To do »
- A) Translate this sentence from the OpenACC post below into Spanish: "Jacobi iteration is a standard iterative method for finding solutions to a system of linear equations."
- B) Reproduce everything in the OpenACC post below from "In this post I’ll continue" down to "preliminary support for OpenACC.".

Text to read »
⁂
An OpenACC Example (Part 1)

In this post I’ll continue where I left off in my introductory post about OpenACC and provide a somewhat more realistic example. This simple C/Fortran code example demonstrates a 2x speedup with the addition of just a few lines of OpenACC directives, and in the next post I’ll add just a few more lines to push that speedup over 4x.

Example Source Code

You can download all source code from the examples in this post from the Parallel Forall GitHub repository. The directory for this post has subdirectories for each “step” in this post (and the next one) with their own source and Makefiles so you can see and try out the changes in each step (step 1step 2). The examples use OpenACC 1.0 syntax. You’ll need a compiler with support for OpenACC.  I’m using the PGI compiler version 12.2 with preliminary support for OpenACC.

Jacobi Iteration

Let’s look at a somewhat more interesting example. This is still a simple program, but it gives us a bit more room to explore various OpenACC directives and options. Jacobi iteration is a standard iterative method for finding solutions to a system of linear equations.  In this post I’ll take an existing, simple sequential CPU implementation of two-dimensional Jacobi iteration and optimize it using OpenMP and OpenACC. The core computational kernel of this example is shown below. The outer while loop iterates until the solution has converged, by comparing the computed error to a specified error tolerance, tol. For benchmarking purposes, we have set the variable tol low enough that the outer loop always runs for iter_max iterations (1000). The first set of inner nested loops on lines 5 through 11 apply a 2D Laplace operator at each element of a 2D grid, and the ones on lines 14 through 18 copy the output back to the input for the next iteration.  For our benchmark, we use a grid of 4096×4096 elements.

while ( error > tol && iter < iter_max ) {
    error = 0.f;

    #pragma omp parallel for shared(m, n, Anew, A)
    for( int j = 1; j < n-1; j++) {
        for( int i = 1; i < m-1; i++ ) {
            Anew[j][i] = 0.25f * ( A[j][i+1] + A[j][i-1]
                                 + A[j-1][i] + A[j+1][i]);
            error = fmaxf( error, fabsf(Anew[j][i]-A[j][i]));
        }
    }

    #pragma omp parallel for shared(m, n, Anew, A)
⁂
Data entries »
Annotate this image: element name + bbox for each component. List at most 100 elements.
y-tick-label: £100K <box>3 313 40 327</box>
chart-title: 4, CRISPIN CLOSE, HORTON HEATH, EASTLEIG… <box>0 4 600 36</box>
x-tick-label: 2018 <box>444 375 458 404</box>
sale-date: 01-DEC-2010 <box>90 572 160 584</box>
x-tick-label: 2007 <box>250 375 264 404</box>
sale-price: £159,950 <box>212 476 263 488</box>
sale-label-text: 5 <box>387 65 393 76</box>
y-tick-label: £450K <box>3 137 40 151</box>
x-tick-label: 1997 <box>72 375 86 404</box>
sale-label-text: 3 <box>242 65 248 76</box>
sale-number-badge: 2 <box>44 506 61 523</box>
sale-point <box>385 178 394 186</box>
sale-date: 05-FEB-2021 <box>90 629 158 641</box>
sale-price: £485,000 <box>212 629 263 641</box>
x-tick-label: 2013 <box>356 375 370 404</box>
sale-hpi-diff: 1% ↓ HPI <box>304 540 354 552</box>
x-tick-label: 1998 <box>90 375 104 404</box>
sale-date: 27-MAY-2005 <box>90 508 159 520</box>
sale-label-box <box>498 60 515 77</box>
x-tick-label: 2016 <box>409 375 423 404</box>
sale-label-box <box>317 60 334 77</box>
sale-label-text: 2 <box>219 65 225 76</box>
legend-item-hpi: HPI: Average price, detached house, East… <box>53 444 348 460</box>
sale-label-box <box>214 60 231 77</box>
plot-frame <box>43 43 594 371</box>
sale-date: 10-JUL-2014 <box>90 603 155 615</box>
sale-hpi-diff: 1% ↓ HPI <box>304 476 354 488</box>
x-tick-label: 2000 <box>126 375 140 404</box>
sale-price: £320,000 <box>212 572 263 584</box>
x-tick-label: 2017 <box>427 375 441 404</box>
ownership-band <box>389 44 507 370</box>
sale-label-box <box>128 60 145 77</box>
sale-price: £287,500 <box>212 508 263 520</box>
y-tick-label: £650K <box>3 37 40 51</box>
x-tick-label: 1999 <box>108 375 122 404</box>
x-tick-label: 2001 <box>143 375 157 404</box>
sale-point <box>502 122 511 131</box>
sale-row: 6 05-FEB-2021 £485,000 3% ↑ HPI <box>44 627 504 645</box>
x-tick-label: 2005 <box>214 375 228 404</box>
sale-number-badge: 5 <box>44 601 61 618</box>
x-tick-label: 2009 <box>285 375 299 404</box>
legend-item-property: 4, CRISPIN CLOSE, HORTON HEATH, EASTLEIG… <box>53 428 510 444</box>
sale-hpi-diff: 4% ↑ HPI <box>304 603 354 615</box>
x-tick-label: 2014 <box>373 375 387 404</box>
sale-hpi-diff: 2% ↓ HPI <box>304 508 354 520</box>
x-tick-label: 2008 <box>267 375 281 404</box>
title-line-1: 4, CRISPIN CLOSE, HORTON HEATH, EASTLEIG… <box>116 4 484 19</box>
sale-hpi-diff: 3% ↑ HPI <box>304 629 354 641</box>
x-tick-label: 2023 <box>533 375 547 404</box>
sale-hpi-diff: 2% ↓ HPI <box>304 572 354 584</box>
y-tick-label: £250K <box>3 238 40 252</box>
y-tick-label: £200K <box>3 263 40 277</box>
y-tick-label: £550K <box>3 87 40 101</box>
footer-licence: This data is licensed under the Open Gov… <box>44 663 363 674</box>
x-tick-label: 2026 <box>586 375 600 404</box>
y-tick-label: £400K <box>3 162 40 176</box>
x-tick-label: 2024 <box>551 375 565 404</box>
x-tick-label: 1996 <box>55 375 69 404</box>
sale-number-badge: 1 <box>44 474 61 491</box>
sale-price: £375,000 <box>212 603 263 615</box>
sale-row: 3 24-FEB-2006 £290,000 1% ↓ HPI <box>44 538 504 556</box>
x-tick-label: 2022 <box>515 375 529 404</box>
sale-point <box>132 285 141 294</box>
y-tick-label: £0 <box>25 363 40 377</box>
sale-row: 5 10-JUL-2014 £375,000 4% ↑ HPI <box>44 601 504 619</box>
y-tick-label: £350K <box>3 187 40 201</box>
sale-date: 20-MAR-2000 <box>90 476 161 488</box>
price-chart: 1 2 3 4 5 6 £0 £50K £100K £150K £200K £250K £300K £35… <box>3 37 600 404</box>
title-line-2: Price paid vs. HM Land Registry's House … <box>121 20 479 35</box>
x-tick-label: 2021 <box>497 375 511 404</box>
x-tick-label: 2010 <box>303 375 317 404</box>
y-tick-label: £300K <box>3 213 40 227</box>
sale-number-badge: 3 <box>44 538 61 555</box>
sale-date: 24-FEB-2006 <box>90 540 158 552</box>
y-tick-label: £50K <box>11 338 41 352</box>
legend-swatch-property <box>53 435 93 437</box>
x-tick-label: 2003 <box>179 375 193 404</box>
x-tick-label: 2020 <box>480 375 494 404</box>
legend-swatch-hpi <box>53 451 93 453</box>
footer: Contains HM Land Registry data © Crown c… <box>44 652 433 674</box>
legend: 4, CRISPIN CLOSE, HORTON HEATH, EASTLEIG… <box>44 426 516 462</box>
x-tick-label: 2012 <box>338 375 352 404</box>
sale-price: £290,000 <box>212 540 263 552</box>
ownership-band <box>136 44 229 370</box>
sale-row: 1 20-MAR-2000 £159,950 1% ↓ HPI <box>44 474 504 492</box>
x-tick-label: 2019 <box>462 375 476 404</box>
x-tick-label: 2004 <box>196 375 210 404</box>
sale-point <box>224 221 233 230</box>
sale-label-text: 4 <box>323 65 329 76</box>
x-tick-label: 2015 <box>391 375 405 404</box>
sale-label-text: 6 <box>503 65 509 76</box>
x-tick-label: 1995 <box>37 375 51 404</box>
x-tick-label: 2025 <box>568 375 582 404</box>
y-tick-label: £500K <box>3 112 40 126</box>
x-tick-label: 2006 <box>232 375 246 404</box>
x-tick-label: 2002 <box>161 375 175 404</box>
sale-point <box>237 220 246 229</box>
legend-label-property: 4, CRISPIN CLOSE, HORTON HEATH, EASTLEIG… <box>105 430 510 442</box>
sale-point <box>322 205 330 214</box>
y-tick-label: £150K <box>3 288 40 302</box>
⁂
Per-task outputs »
- A) La iteración de Jacobi es un método iterativo estándar para encontrar soluciones a un sistema de ecuaciones lineales.

- B)
In this post I’ll continue where I left off in my introductory post about OpenACC and provide a somewhat more realistic example. This simple C/Fortran code example demonstrates a 2x speedup with the addition of just a few lines of OpenACC directives, and in the next post I’ll add just a few more lines to push that speedup over 4x.

Example Source Code

You can download all source code from the examples in this post from the Parallel Forall GitHub repository. The directory for this post has subdirectories for each “step” in this post (and the next one) with their own source and Makefiles so you can see and try out the changes in each step (step 1step 2). The examples use OpenACC 1.0 syntax. You’ll need a compiler with support for OpenACC.  I’m using the PGI compiler version 12.2 with preliminary support for OpenACC.